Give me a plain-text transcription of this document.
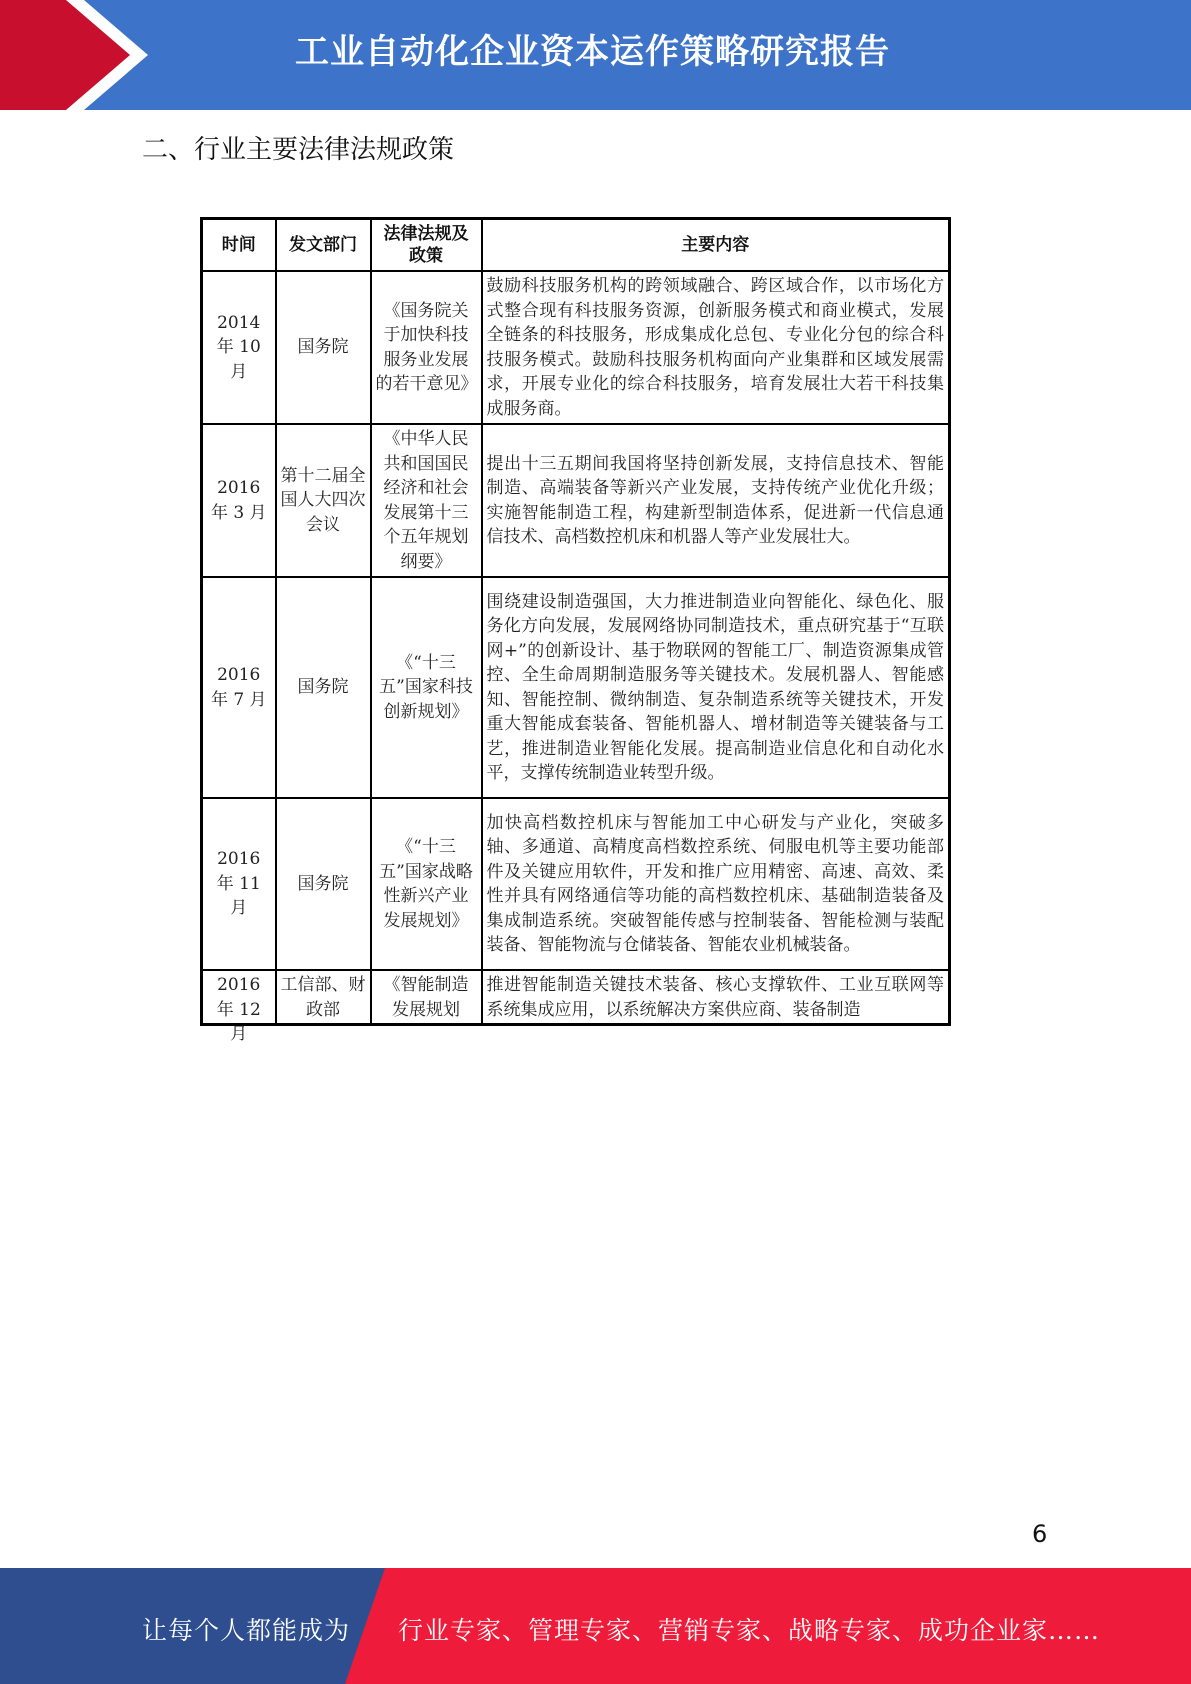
工业自动化企业资本运作策略研究报告
二、行业主要法律法规政策
时间	发文部门	法律法规及政策	主要内容
2014 年 10 月	国务院	《国务院关于加快科技服务业发展的若干意见》	鼓励科技服务机构的跨领域融合、跨区域合作，以市场化方式整合现有科技服务资源，创新服务模式和商业模式，发展全链条的科技服务，形成集成化总包、专业化分包的综合科技服务模式。鼓励科技服务机构面向产业集群和区域发展需求，开展专业化的综合科技服务，培育发展壮大若干科技集成服务商。
2016 年 3 月	第十二届全国人大四次会议	《中华人民共和国国民经济和社会发展第十三个五年规划纲要》	提出十三五期间我国将坚持创新发展，支持信息技术、智能制造、高端装备等新兴产业发展，支持传统产业优化升级；实施智能制造工程，构建新型制造体系，促进新一代信息通信技术、高档数控机床和机器人等产业发展壮大。
2016 年 7 月	国务院	《“十三五”国家科技创新规划》	围绕建设制造强国，大力推进制造业向智能化、绿色化、服务化方向发展，发展网络协同制造技术，重点研究基于“互联网+”的创新设计、基于物联网的智能工厂、制造资源集成管控、全生命周期制造服务等关键技术。发展机器人、智能感知、智能控制、微纳制造、复杂制造系统等关键技术，开发重大智能成套装备、智能机器人、增材制造等关键装备与工艺，推进制造业智能化发展。提高制造业信息化和自动化水平，支撑传统制造业转型升级。
2016 年 11 月	国务院	《“十三五”国家战略性新兴产业发展规划》	加快高档数控机床与智能加工中心研发与产业化，突破多轴、多通道、高精度高档数控系统、伺服电机等主要功能部件及关键应用软件，开发和推广应用精密、高速、高效、柔性并具有网络通信等功能的高档数控机床、基础制造装备及集成制造系统。突破智能传感与控制装备、智能检测与装配装备、智能物流与仓储装备、智能农业机械装备。

2016 年 12 月	工信部、财政部	《智能制造发展规划	推进智能制造关键技术装备、核心支撑软件、工业互联网等系统集成应用，以系统解决方案供应商、装备制造
6
让每个人都能成为 行业专家、管理专家、营销专家、战略专家、成功企业家……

=====

- _Stated task_:
Pictures don't belong in the copy. Transcribe every record exactly as it appears.

- _Result of the task_:
Give me a plain-text transcription of this document.
工业自动化企业资本运作策略研究报告
二、行业主要法律法规政策
时间	发文部门	法律法规及政策	主要内容
2014 年 10 月	国务院	《国务院关于加快科技服务业发展的若干意见》	鼓励科技服务机构的跨领域融合、跨区域合作，以市场化方式整合现有科技服务资源，创新服务模式和商业模式，发展全链条的科技服务，形成集成化总包、专业化分包的综合科技服务模式。鼓励科技服务机构面向产业集群和区域发展需求，开展专业化的综合科技服务，培育发展壮大若干科技集成服务商。
2016 年 3 月	第十二届全国人大四次会议	《中华人民共和国国民经济和社会发展第十三个五年规划纲要》	提出十三五期间我国将坚持创新发展，支持信息技术、智能制造、高端装备等新兴产业发展，支持传统产业优化升级；实施智能制造工程，构建新型制造体系，促进新一代信息通信技术、高档数控机床和机器人等产业发展壮大。
2016 年 7 月	国务院	《“十三五”国家科技创新规划》	围绕建设制造强国，大力推进制造业向智能化、绿色化、服务化方向发展，发展网络协同制造技术，重点研究基于“互联网+”的创新设计、基于物联网的智能工厂、制造资源集成管控、全生命周期制造服务等关键技术。发展机器人、智能感知、智能控制、微纳制造、复杂制造系统等关键技术，开发重大智能成套装备、智能机器人、增材制造等关键装备与工艺，推进制造业智能化发展。提高制造业信息化和自动化水平，支撑传统制造业转型升级。
2016 年 11 月	国务院	《“十三五”国家战略性新兴产业发展规划》	加快高档数控机床与智能加工中心研发与产业化，突破多轴、多通道、高精度高档数控系统、伺服电机等主要功能部件及关键应用软件，开发和推广应用精密、高速、高效、柔性并具有网络通信等功能的高档数控机床、基础制造装备及集成制造系统。突破智能传感与控制装备、智能检测与装配装备、智能物流与仓储装备、智能农业机械装备。

2016 年 12 月	工信部、财政部	《智能制造发展规划	推进智能制造关键技术装备、核心支撑软件、工业互联网等系统集成应用，以系统解决方案供应商、装备制造
6
让每个人都能成为 行业专家、管理专家、营销专家、战略专家、成功企业家……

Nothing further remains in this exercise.